Dataset items:
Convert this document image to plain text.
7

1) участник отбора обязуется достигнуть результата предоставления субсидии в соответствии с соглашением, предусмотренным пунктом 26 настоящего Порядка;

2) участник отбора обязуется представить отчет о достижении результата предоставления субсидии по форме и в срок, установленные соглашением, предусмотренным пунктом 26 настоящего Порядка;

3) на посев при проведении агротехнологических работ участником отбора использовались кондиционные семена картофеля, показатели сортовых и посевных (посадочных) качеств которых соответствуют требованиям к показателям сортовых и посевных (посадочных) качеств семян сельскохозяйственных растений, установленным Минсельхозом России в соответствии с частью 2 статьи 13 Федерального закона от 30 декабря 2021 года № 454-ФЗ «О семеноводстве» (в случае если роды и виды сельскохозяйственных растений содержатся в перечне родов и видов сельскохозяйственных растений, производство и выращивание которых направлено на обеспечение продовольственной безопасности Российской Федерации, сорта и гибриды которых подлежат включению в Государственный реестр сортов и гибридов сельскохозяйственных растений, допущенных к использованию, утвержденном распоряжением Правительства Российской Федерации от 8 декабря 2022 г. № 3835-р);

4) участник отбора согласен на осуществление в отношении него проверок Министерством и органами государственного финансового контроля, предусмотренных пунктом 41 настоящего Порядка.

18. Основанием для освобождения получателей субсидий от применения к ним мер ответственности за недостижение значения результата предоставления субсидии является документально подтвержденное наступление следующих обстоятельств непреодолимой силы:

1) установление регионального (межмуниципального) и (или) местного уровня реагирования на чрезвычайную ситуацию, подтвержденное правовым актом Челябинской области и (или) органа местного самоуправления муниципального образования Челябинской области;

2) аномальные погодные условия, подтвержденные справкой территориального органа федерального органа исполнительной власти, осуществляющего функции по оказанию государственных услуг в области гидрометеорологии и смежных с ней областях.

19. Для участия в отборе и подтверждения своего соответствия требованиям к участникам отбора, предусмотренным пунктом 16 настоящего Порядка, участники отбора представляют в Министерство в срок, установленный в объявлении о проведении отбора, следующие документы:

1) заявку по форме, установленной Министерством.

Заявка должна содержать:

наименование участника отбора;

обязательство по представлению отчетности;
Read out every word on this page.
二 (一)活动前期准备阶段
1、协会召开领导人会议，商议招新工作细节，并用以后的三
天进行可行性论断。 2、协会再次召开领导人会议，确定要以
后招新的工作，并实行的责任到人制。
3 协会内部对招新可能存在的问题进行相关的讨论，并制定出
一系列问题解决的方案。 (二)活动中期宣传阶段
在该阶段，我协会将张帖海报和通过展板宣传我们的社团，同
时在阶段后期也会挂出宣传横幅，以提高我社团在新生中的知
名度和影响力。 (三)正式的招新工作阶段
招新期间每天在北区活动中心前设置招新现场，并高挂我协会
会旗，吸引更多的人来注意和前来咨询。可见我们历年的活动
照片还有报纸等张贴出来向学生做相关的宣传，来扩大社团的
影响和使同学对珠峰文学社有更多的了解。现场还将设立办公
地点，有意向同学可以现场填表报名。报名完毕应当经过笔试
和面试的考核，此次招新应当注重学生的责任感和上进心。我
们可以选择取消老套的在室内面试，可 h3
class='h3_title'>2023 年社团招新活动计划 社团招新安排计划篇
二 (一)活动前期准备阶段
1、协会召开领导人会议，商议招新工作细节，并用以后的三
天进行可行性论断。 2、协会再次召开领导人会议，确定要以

#### [EXERCISE GOAL]
Restate every record exactly, leaving nothing out.

#### [WRITTEN RESPONSE]
Convert this document image to plain text.
7

1) участник отбора обязуется достигнуть результата предоставления субсидии в соответствии с соглашением, предусмотренным пунктом 26 настоящего Порядка;

2) участник отбора обязуется представить отчет о достижении результата предоставления субсидии по форме и в срок, установленные соглашением, предусмотренным пунктом 26 настоящего Порядка;

3) на посев при проведении агротехнологических работ участником отбора использовались кондиционные семена картофеля, показатели сортовых и посевных (посадочных) качеств которых соответствуют требованиям к показателям сортовых и посевных (посадочных) качеств семян сельскохозяйственных растений, установленным Минсельхозом России в соответствии с частью 2 статьи 13 Федерального закона от 30 декабря 2021 года № 454-ФЗ «О семеноводстве» (в случае если роды и виды сельскохозяйственных растений содержатся в перечне родов и видов сельскохозяйственных растений, производство и выращивание которых направлено на обеспечение продовольственной безопасности Российской Федерации, сорта и гибриды которых подлежат включению в Государственный реестр сортов и гибридов сельскохозяйственных растений, допущенных к использованию, утвержденном распоряжением Правительства Российской Федерации от 8 декабря 2022 г. № 3835-р);

4) участник отбора согласен на осуществление в отношении него проверок Министерством и органами государственного финансового контроля, предусмотренных пунктом 41 настоящего Порядка.

18. Основанием для освобождения получателей субсидий от применения к ним мер ответственности за недостижение значения результата предоставления субсидии является документально подтвержденное наступление следующих обстоятельств непреодолимой силы:

1) установление регионального (межмуниципального) и (или) местного уровня реагирования на чрезвычайную ситуацию, подтвержденное правовым актом Челябинской области и (или) органа местного самоуправления муниципального образования Челябинской области;

2) аномальные погодные условия, подтвержденные справкой территориального органа федерального органа исполнительной власти, осуществляющего функции по оказанию государственных услуг в области гидрометеорологии и смежных с ней областях.

19. Для участия в отборе и подтверждения своего соответствия требованиям к участникам отбора, предусмотренным пунктом 16 настоящего Порядка, участники отбора представляют в Министерство в срок, установленный в объявлении о проведении отбора, следующие документы:

1) заявку по форме, установленной Министерством.

Заявка должна содержать:

наименование участника отбора;

обязательство по представлению отчетности;
Read out every word on this page.
二 (一)活动前期准备阶段
1、协会召开领导人会议，商议招新工作细节，并用以后的三
天进行可行性论断。 2、协会再次召开领导人会议，确定要以
后招新的工作，并实行的责任到人制。
3 协会内部对招新可能存在的问题进行相关的讨论，并制定出
一系列问题解决的方案。 (二)活动中期宣传阶段
在该阶段，我协会将张帖海报和通过展板宣传我们的社团，同
时在阶段后期也会挂出宣传横幅，以提高我社团在新生中的知
名度和影响力。 (三)正式的招新工作阶段
招新期间每天在北区活动中心前设置招新现场，并高挂我协会
会旗，吸引更多的人来注意和前来咨询。可见我们历年的活动
照片还有报纸等张贴出来向学生做相关的宣传，来扩大社团的
影响和使同学对珠峰文学社有更多的了解。现场还将设立办公
地点，有意向同学可以现场填表报名。报名完毕应当经过笔试
和面试的考核，此次招新应当注重学生的责任感和上进心。我
们可以选择取消老套的在室内面试，可 h3
class='h3_title'>2023 年社团招新活动计划 社团招新安排计划篇
二 (一)活动前期准备阶段
1、协会召开领导人会议，商议招新工作细节，并用以后的三
天进行可行性论断。 2、协会再次召开领导人会议，确定要以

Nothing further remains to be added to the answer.